--- START ---

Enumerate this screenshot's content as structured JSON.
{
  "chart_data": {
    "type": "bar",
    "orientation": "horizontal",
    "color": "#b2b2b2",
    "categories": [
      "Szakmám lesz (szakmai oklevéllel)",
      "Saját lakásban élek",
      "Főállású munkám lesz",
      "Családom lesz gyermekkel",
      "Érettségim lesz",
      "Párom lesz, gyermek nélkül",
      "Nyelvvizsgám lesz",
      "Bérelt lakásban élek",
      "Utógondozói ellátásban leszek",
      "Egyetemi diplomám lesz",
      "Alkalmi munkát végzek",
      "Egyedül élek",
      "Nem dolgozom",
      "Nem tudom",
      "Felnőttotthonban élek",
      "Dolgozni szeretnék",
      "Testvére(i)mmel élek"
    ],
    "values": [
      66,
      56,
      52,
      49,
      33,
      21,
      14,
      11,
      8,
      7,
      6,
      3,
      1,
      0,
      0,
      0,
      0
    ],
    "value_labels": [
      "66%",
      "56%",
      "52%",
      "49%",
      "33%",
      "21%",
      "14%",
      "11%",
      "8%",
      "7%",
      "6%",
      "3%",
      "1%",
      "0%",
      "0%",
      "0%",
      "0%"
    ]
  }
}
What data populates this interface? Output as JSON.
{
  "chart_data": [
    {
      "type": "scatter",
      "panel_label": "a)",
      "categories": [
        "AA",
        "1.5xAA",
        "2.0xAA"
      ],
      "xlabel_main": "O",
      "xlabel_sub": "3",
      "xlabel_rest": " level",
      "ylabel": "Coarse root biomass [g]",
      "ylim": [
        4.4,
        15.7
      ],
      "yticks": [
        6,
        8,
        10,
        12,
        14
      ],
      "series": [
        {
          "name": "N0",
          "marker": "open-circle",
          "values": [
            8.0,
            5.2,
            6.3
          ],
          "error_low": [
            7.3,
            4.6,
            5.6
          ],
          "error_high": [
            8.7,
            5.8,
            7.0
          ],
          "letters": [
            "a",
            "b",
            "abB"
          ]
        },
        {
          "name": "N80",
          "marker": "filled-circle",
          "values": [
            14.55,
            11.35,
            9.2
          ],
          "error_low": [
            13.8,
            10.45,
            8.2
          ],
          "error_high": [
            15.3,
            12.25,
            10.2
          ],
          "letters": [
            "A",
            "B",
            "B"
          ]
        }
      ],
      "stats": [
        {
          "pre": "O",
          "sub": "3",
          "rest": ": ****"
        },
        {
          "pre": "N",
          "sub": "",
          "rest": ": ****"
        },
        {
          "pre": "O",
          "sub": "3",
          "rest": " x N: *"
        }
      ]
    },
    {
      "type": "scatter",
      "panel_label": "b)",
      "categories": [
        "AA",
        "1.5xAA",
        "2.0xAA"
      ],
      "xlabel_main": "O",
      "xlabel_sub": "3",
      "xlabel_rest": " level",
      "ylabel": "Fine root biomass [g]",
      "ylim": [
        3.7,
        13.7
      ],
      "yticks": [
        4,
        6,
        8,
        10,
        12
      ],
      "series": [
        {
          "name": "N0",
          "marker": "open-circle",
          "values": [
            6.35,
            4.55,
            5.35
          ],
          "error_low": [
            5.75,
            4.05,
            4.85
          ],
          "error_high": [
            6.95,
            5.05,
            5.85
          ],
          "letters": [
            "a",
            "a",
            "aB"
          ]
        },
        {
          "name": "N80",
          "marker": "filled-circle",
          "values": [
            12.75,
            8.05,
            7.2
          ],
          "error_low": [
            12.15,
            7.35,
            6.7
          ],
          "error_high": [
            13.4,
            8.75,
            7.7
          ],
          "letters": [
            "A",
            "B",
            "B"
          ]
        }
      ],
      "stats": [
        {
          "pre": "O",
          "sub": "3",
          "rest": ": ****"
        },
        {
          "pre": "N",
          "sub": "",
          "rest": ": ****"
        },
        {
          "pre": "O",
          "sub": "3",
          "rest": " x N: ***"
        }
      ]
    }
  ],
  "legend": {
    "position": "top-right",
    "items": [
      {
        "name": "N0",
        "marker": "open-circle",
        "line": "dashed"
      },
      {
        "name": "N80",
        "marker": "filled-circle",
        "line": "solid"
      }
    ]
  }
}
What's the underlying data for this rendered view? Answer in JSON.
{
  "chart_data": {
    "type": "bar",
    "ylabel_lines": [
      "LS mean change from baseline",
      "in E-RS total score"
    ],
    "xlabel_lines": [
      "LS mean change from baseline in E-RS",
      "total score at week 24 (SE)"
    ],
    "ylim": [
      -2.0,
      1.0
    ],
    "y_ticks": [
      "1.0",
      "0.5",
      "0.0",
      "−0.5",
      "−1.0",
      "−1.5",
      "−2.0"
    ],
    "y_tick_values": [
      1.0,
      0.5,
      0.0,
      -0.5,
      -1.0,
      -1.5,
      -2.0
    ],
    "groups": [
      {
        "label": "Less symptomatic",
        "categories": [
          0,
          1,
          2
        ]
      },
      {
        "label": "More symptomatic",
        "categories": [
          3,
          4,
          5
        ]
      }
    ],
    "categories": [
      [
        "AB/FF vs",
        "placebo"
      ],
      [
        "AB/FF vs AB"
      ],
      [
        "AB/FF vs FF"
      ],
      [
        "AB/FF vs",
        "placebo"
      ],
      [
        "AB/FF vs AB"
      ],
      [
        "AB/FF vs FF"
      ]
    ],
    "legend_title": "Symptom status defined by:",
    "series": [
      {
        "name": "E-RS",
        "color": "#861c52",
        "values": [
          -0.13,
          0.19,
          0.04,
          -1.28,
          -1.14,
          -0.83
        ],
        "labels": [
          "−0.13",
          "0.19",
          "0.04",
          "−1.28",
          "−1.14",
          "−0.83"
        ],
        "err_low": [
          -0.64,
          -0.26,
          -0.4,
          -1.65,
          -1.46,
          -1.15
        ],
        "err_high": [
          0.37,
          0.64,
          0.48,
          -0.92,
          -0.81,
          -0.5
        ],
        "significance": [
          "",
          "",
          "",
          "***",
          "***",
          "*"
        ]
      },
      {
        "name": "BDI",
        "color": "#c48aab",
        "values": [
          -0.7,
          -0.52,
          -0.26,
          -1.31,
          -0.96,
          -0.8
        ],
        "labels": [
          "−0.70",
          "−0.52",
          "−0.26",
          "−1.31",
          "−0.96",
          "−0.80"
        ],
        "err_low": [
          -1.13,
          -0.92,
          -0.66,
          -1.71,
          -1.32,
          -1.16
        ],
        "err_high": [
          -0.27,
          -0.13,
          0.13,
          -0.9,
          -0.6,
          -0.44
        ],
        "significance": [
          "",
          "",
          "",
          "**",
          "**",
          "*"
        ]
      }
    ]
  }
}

--- END ---

WRITTEN REQUEST: Copy every line of the listing that includes the string "biomass".

ANSWER TO THE PROBLEM:
      "ylabel": "Coarse root biomass [g]",
      "ylabel": "Fine root biomass [g]",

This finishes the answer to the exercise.